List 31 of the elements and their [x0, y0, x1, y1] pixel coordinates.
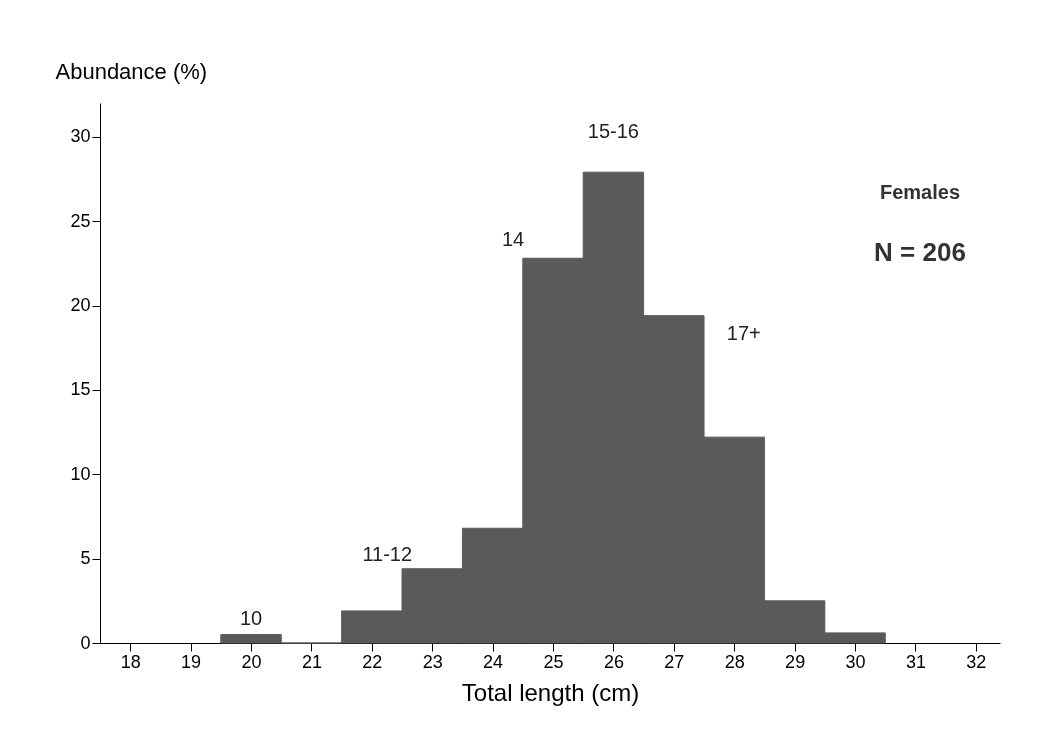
x-tick-label: 30 — [845, 651, 866, 672]
y-tick-label: 25 — [70, 210, 91, 231]
y-tick-label: 15 — [70, 379, 91, 400]
y-tick-label: 5 — [80, 548, 91, 569]
x-tick-label: 32 — [966, 651, 987, 672]
x-axis-title: Total length (cm) — [461, 678, 640, 706]
x-tick-label: 24 — [483, 651, 504, 672]
x-tick-label: 21 — [301, 651, 322, 672]
y-tick-label: 20 — [70, 295, 91, 315]
x-tick-label: 29 — [785, 651, 806, 672]
x-tick-label: 23 — [422, 651, 443, 672]
annotation: N = 206 — [874, 237, 966, 267]
annotation: Females — [879, 181, 961, 203]
annotation: 14 — [501, 228, 525, 251]
x-tick-label: 18 — [120, 651, 141, 672]
y-tick-label: 10 — [70, 463, 91, 484]
x-tick-label: 25 — [543, 651, 564, 672]
annotation: 17+ — [726, 321, 761, 344]
annotation: 10 — [239, 606, 263, 629]
x-tick-label: 27 — [664, 651, 685, 672]
x-tick-label: 31 — [905, 651, 926, 672]
x-tick-label: 28 — [724, 651, 745, 672]
annotation: 15-16 — [587, 120, 639, 143]
y-tick-label: 30 — [70, 126, 91, 147]
x-tick-label: 26 — [603, 651, 624, 672]
y-axis-title: Abundance (%) — [55, 58, 208, 84]
x-tick-label: 20 — [241, 651, 262, 672]
annotation: 11-12 — [362, 542, 413, 565]
x-tick-label: 19 — [181, 651, 202, 672]
y-tick-label: 0 — [80, 632, 91, 653]
x-tick-label: 22 — [362, 651, 383, 672]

■ ■ ■ ■ ■ ■ ■

● **JOB**
Copy out every line above unchanged, but leave the picture out.

● **ANSWER TO THIS TASK**
List 31 of the elements and their [x0, y0, x1, y1] pixel coordinates.
x-tick-label: 30 — [845, 651, 866, 672]
y-tick-label: 25 — [70, 210, 91, 231]
y-tick-label: 15 — [70, 379, 91, 400]
y-tick-label: 5 — [80, 548, 91, 569]
x-tick-label: 32 — [966, 651, 987, 672]
x-axis-title: Total length (cm) — [461, 678, 640, 706]
x-tick-label: 24 — [483, 651, 504, 672]
x-tick-label: 21 — [301, 651, 322, 672]
y-tick-label: 20 — [70, 295, 91, 315]
x-tick-label: 29 — [785, 651, 806, 672]
x-tick-label: 23 — [422, 651, 443, 672]
annotation: N = 206 — [874, 237, 966, 267]
annotation: Females — [879, 181, 961, 203]
annotation: 14 — [501, 228, 525, 251]
x-tick-label: 18 — [120, 651, 141, 672]
y-tick-label: 10 — [70, 463, 91, 484]
x-tick-label: 25 — [543, 651, 564, 672]
annotation: 17+ — [726, 321, 761, 344]
annotation: 10 — [239, 606, 263, 629]
x-tick-label: 27 — [664, 651, 685, 672]
x-tick-label: 31 — [905, 651, 926, 672]
x-tick-label: 28 — [724, 651, 745, 672]
annotation: 15-16 — [587, 120, 639, 143]
y-tick-label: 30 — [70, 126, 91, 147]
x-tick-label: 26 — [603, 651, 624, 672]
y-axis-title: Abundance (%) — [55, 58, 208, 84]
x-tick-label: 20 — [241, 651, 262, 672]
annotation: 11-12 — [362, 542, 413, 565]
x-tick-label: 19 — [181, 651, 202, 672]
y-tick-label: 0 — [80, 632, 91, 653]
x-tick-label: 22 — [362, 651, 383, 672]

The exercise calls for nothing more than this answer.